* [Extract]:
━━━━
When I was 20, in 2014, I felt the need to live an experience outside Spain, and for four months, I did a "work and travel" programme in Alderney, an island located in the English Channel. At 23, I moved to Canton, China, where I finished my degree and started learning the language. In 2019, at the age of 25, I decided to volunteer on "Gender Equality" in Bandung, Indonesia.

From my experiences abroad, I can conclude that the most difficult jurisdictions are those that lack, in a broad sense, respect for Human Rights. However, this is a subjective answer that I have based on the education I have received and the culture I have grown up in.

Young, female and already in a remarkable professional position. Do you think it is possible to combine a successful career with other aspirations in life? What are your short, medium and long-term challenges for the future?

Everything is possible with effort, organization and discipline. I am a dreamer and ambitious woman. At the moment, I am focused on my work. I would like to specialize in the cryptocurrency sector. It is a new niche market with great professional possibilities.
━━━━
* [Given information]:
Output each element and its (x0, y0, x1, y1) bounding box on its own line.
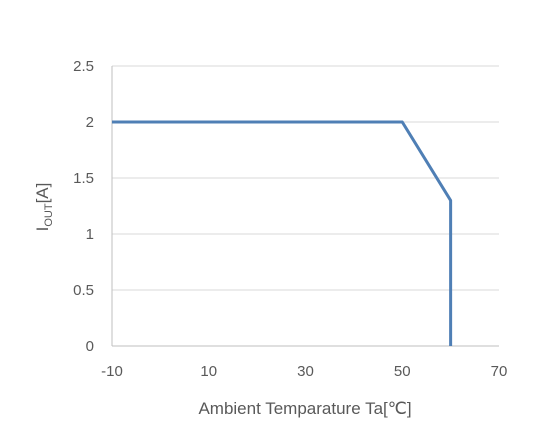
grid-lines (112, 65, 499, 291)
y-tick-label: 2.5 (73, 58, 94, 75)
y-tick-label: 2 (86, 114, 94, 131)
y-tick-labels: 0 0.5 1 1.5 2 2.5 (73, 58, 94, 355)
y-tick-label: 0 (86, 338, 94, 355)
x-tick-label: 10 (200, 363, 217, 380)
x-tick-label: 50 (394, 363, 411, 380)
x-tick-label: 30 (297, 363, 314, 380)
x-tick-label: -10 (101, 363, 123, 380)
series-line-0 (112, 120, 453, 346)
y-tick-label: 1.5 (73, 170, 94, 187)
x-axis-label: Ambient Temparature Ta[℃] (198, 399, 411, 418)
y-tick-label: 1 (86, 226, 94, 243)
series-group (112, 120, 453, 346)
y-tick-label: 0.5 (73, 282, 94, 299)
y-axis-label: IOUT[A] (33, 183, 55, 232)
y-axis-label-sub: OUT (43, 203, 55, 227)
y-axis-label-main: I (33, 227, 52, 232)
y-axis-label-unit: [A] (33, 183, 52, 204)
x-tick-labels: -10 10 30 50 70 (101, 363, 507, 380)
x-tick-label: 70 (491, 363, 508, 380)
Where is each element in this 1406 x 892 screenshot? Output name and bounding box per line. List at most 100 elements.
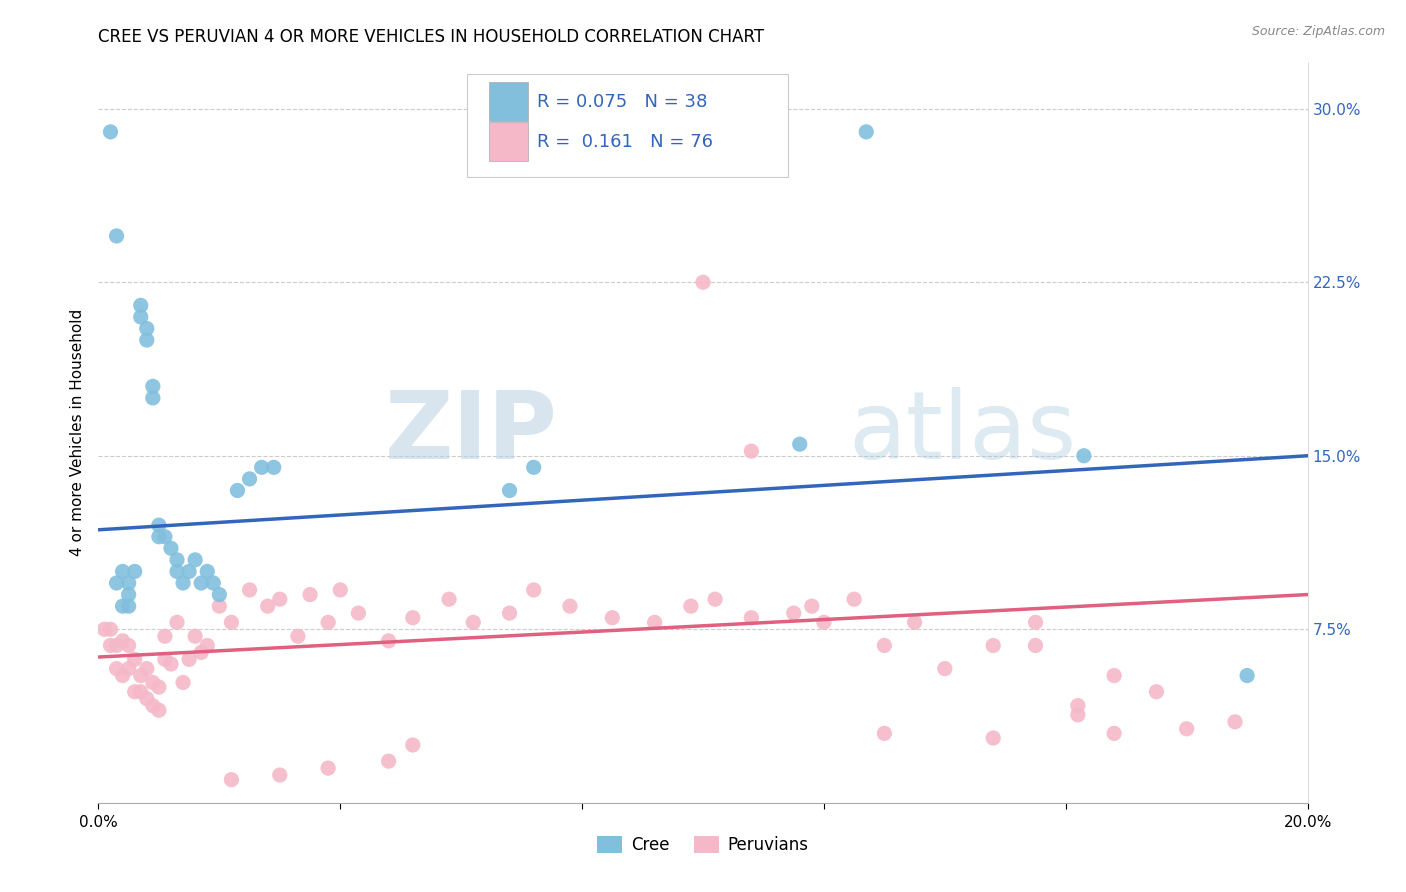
━━━━
* [Problems and tasks]:
1. In the interview, in which city and country did the speaker volunteer on "Gender Equality" in 2019?
2. Transcribe the passage of the interview that begins at the words "From my experiences" and stops after the words "grown up in.".

* [Responses to the tasks]:
1. Bandung, Indonesia.

2.
From my experiences abroad, I can conclude that the most difficult jurisdictions are those that lack, in a broad sense, respect for Human Rights. However, this is a subjective answer that I have based on the education I have received and the culture I have grown up in.